Exercise prompt |
Your task is to copy the listing exactly. Drop any pictures from the copy.

(Dataset entries)
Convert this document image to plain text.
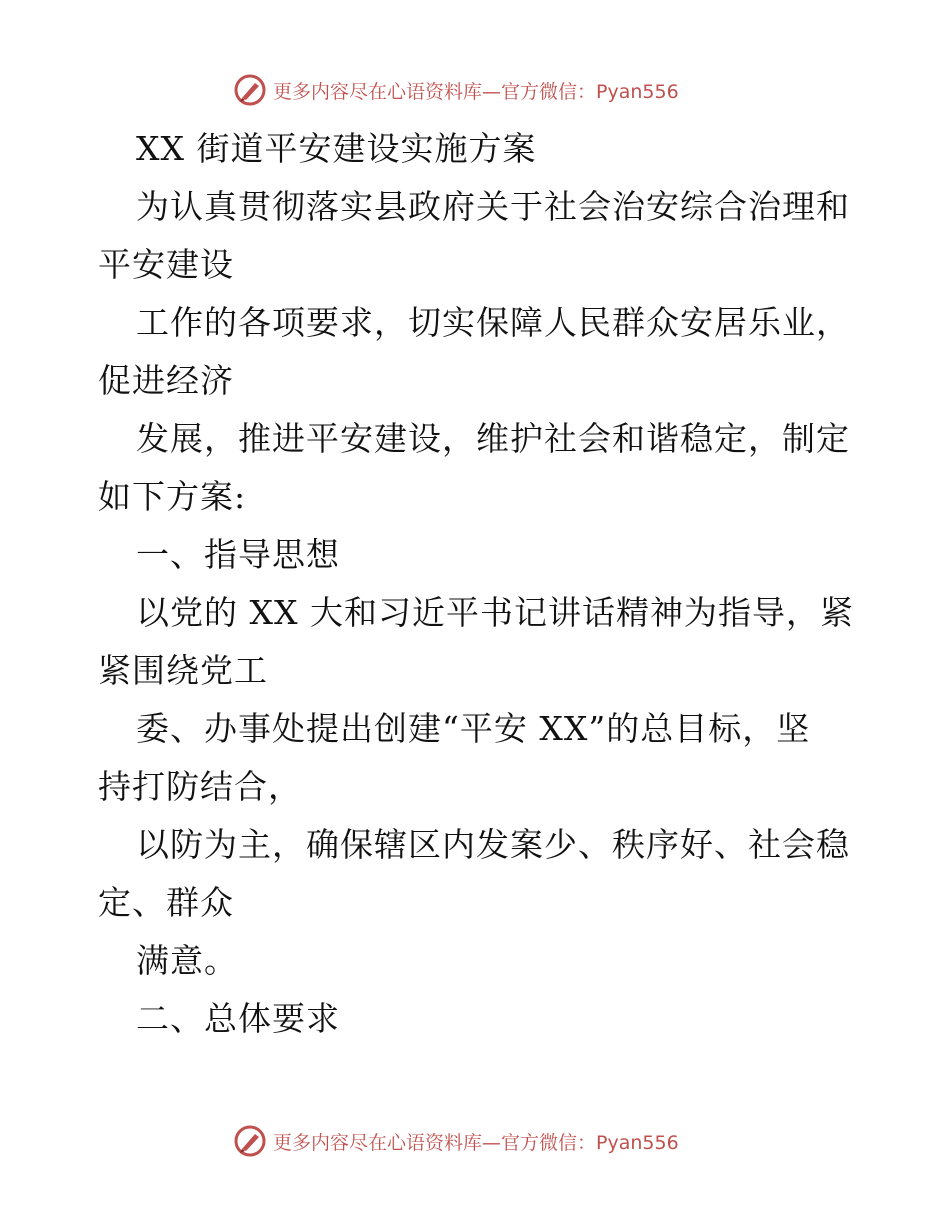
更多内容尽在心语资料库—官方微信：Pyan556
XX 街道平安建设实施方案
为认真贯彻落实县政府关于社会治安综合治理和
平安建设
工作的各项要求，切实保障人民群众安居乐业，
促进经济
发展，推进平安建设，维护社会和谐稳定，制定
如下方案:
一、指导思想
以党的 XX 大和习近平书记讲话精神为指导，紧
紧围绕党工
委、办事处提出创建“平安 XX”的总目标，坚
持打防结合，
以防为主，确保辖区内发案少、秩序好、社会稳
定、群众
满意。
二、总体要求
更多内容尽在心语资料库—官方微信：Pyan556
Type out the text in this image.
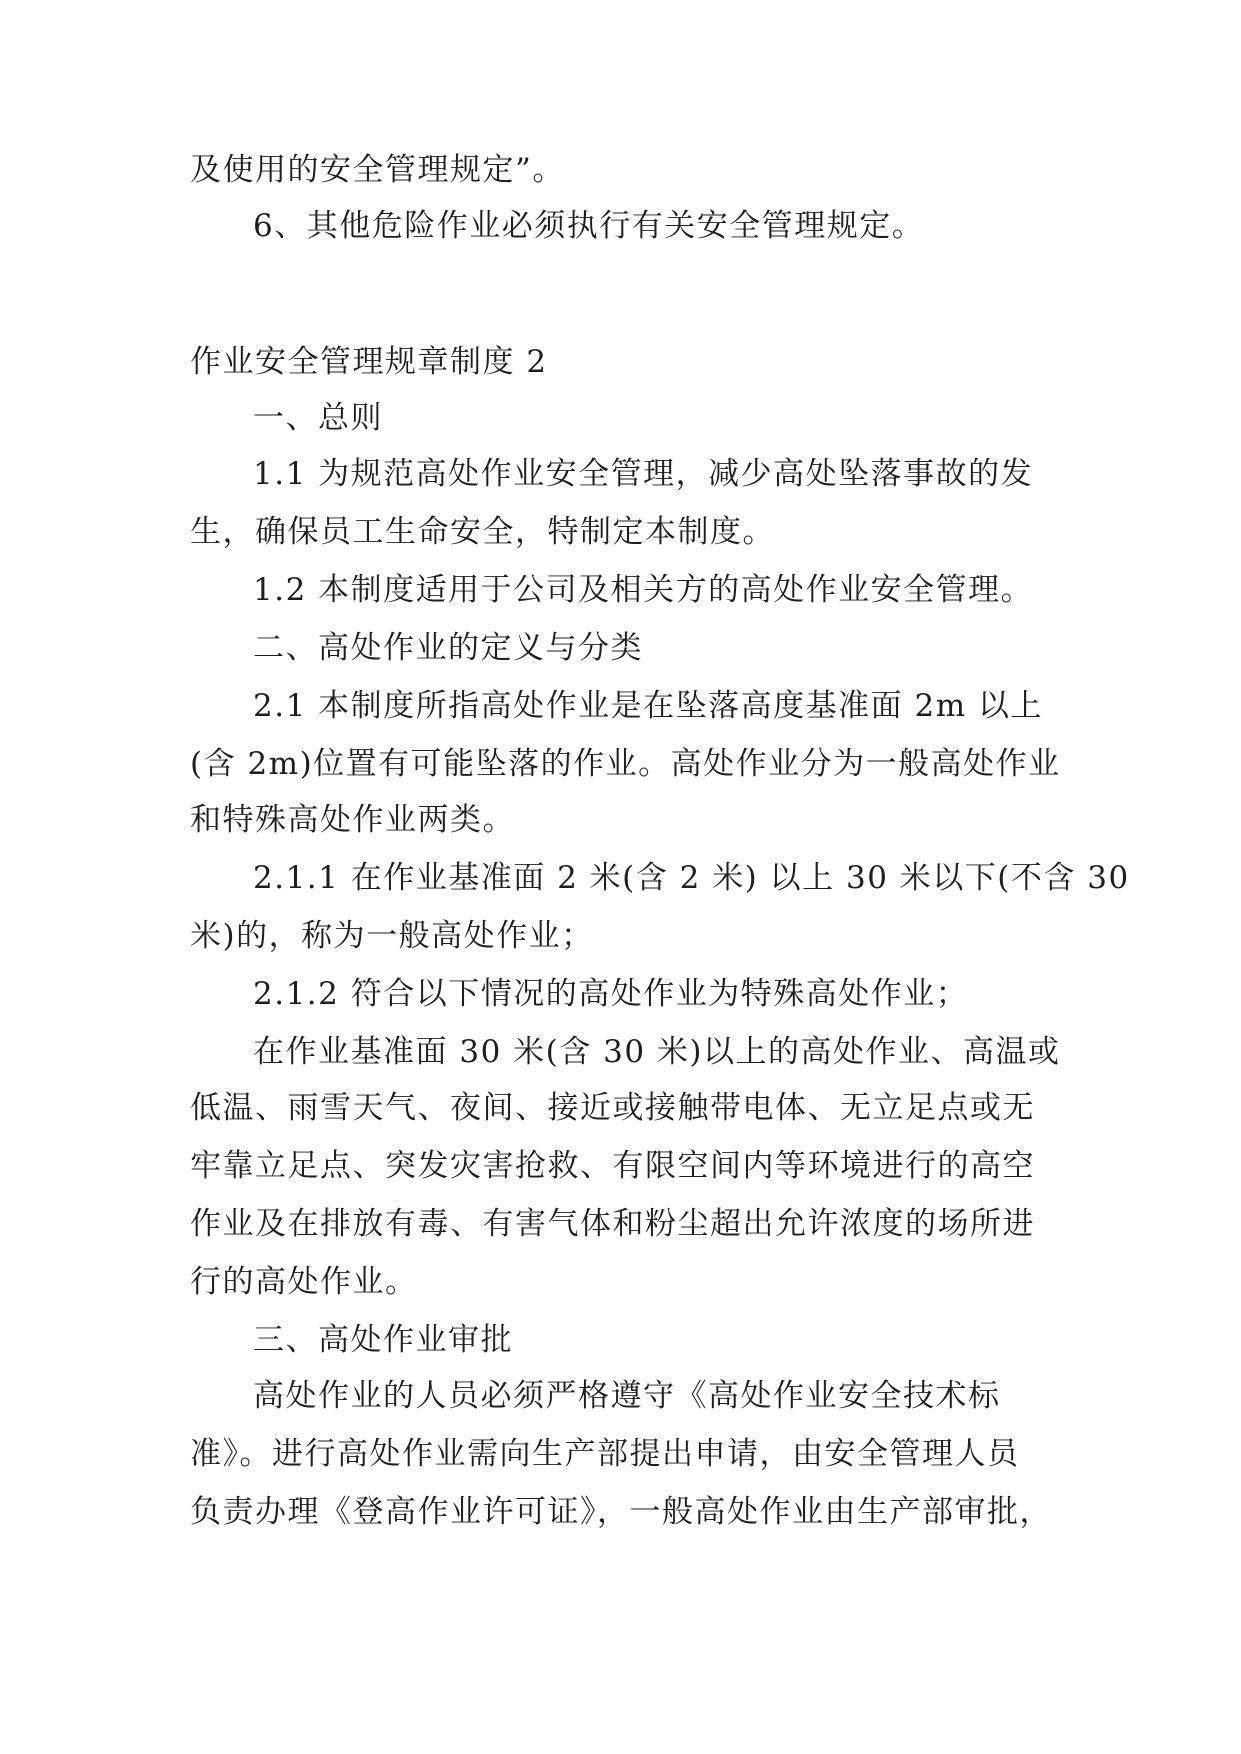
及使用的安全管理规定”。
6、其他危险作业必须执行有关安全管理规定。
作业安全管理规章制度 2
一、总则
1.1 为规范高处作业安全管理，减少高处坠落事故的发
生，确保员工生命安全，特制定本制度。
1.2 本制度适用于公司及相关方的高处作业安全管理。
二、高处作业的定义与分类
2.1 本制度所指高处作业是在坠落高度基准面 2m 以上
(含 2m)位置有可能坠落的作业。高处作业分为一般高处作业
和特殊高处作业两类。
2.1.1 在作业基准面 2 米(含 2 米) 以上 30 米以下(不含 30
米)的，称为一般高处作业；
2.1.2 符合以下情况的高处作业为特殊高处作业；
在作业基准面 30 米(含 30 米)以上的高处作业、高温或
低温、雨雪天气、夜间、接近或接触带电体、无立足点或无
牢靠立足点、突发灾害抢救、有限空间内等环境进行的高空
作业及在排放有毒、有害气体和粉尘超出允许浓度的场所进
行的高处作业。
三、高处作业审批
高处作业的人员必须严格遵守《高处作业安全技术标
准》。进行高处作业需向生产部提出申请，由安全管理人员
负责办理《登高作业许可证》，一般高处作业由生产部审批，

Answer to this problem |
Convert this document image to plain text.
更多内容尽在心语资料库—官方微信：Pyan556
XX 街道平安建设实施方案
为认真贯彻落实县政府关于社会治安综合治理和
平安建设
工作的各项要求，切实保障人民群众安居乐业，
促进经济
发展，推进平安建设，维护社会和谐稳定，制定
如下方案:
一、指导思想
以党的 XX 大和习近平书记讲话精神为指导，紧
紧围绕党工
委、办事处提出创建“平安 XX”的总目标，坚
持打防结合，
以防为主，确保辖区内发案少、秩序好、社会稳
定、群众
满意。
二、总体要求
更多内容尽在心语资料库—官方微信：Pyan556
Type out the text in this image.
及使用的安全管理规定”。
6、其他危险作业必须执行有关安全管理规定。
作业安全管理规章制度 2
一、总则
1.1 为规范高处作业安全管理，减少高处坠落事故的发
生，确保员工生命安全，特制定本制度。
1.2 本制度适用于公司及相关方的高处作业安全管理。
二、高处作业的定义与分类
2.1 本制度所指高处作业是在坠落高度基准面 2m 以上
(含 2m)位置有可能坠落的作业。高处作业分为一般高处作业
和特殊高处作业两类。
2.1.1 在作业基准面 2 米(含 2 米) 以上 30 米以下(不含 30
米)的，称为一般高处作业；
2.1.2 符合以下情况的高处作业为特殊高处作业；
在作业基准面 30 米(含 30 米)以上的高处作业、高温或
低温、雨雪天气、夜间、接近或接触带电体、无立足点或无
牢靠立足点、突发灾害抢救、有限空间内等环境进行的高空
作业及在排放有毒、有害气体和粉尘超出允许浓度的场所进
行的高处作业。
三、高处作业审批
高处作业的人员必须严格遵守《高处作业安全技术标
准》。进行高处作业需向生产部提出申请，由安全管理人员
负责办理《登高作业许可证》，一般高处作业由生产部审批，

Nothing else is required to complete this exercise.